**** TEXT BLOCK
The European Commission has given a green light to the identity-standards consortium's efforts to help companies using its services stay legal
Written by Becky Hogge, Contributor
The Liberty Alliance, a consortium that aims to develop and promote an open standard for federated network identities, launched guidelines on Wednesday to help users of Liberty-enabled identity management systems keep within the European law.

The guidelines relate to the EU data protection and electronic communications privacy directives, and follow a white paper recently published by the Liberty Alliance on Japan’s Personal Information Protection Act.

The EU document is called Circles of Trust: The Implications of EU Data Protection and Privacy Law for Establishing a Legal framework for Identity Federation. Circles of trust is one of the central concepts behind Liberty Alliance, which was formed in 2001 to create specifications to allow people to sign on to multiple networks by entering user information -- such as name and password -- once. Such federated security technologies have become more important as companies seek to improve the security and privacy of online networks.

Bjorn Wigforss, vice-president of Liberty Alliance and senior marketing manager at Nokia Technology Platforms, claims that complying with the data-protection and privacy laws around the world is a challenge and not a barrier to the goals of identity federation: "The challenge is to adhere to the legislation. The challenge of deployment is smaller if you have a technological specification that adheres to those laws," said Wigforss.

Securing users' identities across many IT systems is seen as a vital step towards better growth in e-commerce. But initial, single-party efforts such as Microsoft Passport encountered setbacks with privacy laws. In 2003 Microsoft was asked by the European Commission’s Article 29 working party to alter the way Passport handled personal details. Passport received a further blow over Christmas last year when eBay stopped supporting the technology, saying not enough people were using it.

By contrast, according to Wigforss, the new Liberty Alliance guidelines which were drawn up in collaboration with Article 29 have received the green light from the EC.

Since 2001, membership of the Liberty Alliance has been steadily growing. In October last year IBM joined existing members including Sun Microsystems, AOL, Ericsson, France Telecom, Intel, Novell, Oracle, and Nokia.

Circles of Trust can be downloaded from the Alliance's Web site.
********
**** MATERIAL TO PROCESS
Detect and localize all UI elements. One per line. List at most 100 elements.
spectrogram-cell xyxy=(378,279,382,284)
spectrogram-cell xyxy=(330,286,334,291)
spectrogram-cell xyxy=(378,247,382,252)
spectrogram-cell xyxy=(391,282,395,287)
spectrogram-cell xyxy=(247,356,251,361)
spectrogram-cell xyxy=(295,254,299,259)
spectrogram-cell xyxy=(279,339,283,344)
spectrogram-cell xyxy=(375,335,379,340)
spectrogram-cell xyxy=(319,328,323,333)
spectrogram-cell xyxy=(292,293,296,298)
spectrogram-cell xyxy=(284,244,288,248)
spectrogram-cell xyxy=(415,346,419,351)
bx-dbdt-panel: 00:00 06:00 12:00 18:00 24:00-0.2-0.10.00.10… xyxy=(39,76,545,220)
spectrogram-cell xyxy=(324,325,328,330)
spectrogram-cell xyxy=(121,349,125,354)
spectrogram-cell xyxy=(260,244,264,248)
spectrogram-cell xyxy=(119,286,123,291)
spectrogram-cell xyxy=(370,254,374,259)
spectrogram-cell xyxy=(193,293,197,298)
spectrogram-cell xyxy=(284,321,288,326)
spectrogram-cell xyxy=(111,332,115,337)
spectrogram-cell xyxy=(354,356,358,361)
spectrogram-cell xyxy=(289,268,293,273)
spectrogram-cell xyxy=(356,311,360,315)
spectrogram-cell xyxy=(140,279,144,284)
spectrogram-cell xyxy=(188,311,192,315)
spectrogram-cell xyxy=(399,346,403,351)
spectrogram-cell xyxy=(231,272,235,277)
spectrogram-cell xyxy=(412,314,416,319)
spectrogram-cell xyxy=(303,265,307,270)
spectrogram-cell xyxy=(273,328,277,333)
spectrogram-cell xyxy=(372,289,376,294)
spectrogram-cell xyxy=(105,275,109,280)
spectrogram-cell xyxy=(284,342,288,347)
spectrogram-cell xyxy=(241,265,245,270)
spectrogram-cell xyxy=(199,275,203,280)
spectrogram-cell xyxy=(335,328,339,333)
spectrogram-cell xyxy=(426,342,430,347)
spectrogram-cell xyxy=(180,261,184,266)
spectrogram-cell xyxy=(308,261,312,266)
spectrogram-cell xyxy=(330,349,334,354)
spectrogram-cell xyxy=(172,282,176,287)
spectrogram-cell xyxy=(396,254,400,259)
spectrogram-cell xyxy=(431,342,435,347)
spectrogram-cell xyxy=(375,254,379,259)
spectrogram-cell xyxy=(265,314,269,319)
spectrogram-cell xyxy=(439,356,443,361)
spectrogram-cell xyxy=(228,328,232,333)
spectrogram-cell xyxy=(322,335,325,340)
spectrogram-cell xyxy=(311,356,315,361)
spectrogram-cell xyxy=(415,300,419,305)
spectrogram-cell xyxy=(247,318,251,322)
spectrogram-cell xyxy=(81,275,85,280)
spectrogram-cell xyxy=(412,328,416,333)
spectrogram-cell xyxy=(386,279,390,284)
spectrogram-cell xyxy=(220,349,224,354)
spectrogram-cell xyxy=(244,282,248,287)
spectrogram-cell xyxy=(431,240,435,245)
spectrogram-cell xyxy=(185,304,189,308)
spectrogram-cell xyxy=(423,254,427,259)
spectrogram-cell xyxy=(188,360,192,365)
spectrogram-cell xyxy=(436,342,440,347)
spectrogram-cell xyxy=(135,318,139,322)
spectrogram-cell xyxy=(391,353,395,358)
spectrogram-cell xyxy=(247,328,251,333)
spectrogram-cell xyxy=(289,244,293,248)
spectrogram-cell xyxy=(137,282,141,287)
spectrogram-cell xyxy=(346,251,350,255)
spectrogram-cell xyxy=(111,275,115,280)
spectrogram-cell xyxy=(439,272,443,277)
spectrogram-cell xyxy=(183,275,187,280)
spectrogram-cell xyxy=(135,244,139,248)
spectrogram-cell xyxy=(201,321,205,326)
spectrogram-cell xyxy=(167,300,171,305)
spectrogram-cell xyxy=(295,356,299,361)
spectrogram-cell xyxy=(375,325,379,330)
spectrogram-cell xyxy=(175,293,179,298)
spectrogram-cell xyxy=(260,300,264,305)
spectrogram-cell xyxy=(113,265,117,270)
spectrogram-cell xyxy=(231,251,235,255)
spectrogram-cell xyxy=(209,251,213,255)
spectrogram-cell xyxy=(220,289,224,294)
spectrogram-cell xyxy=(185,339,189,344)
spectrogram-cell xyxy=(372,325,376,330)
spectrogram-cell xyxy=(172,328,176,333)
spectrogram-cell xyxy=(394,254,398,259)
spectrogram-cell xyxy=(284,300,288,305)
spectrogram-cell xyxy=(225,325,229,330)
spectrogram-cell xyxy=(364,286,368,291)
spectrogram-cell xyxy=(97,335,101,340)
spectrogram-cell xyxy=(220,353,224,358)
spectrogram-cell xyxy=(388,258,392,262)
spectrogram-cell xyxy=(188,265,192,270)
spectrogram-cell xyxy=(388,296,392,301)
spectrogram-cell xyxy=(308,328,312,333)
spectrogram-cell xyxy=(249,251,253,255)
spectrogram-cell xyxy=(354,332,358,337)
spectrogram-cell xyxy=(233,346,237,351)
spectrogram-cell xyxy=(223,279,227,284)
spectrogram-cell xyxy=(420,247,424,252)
********
• [YOUR TASKS]
- a) Which existing members of the Liberty Alliance does the Liberty Alliance article list alongside the newly joined IBM? Name all of them.
- b) Render the entries as a Markdown table with the columns Row and Entry. Begin with the first entry and end with the one containing "spectrogram-cell xyxy=(295,254,299,259)", include both, and omit any blank lines.

• [RESPONSES]
- a)
- Sun Microsystems
- AOL
- Ericsson
- France Telecom
- Intel
- Novell
- Oracle
- Nokia

- b)
| Row | Entry |
|---|---|
| 1 | Detect and localize all UI elements. One per line. List at most 100 elements. |
| 2 | spectrogram-cell xyxy=(378,279,382,284) |
| 3 | spectrogram-cell xyxy=(330,286,334,291) |
| 4 | spectrogram-cell xyxy=(378,247,382,252) |
| 5 | spectrogram-cell xyxy=(391,282,395,287) |
| 6 | spectrogram-cell xyxy=(247,356,251,361) |
| 7 | spectrogram-cell xyxy=(295,254,299,259) |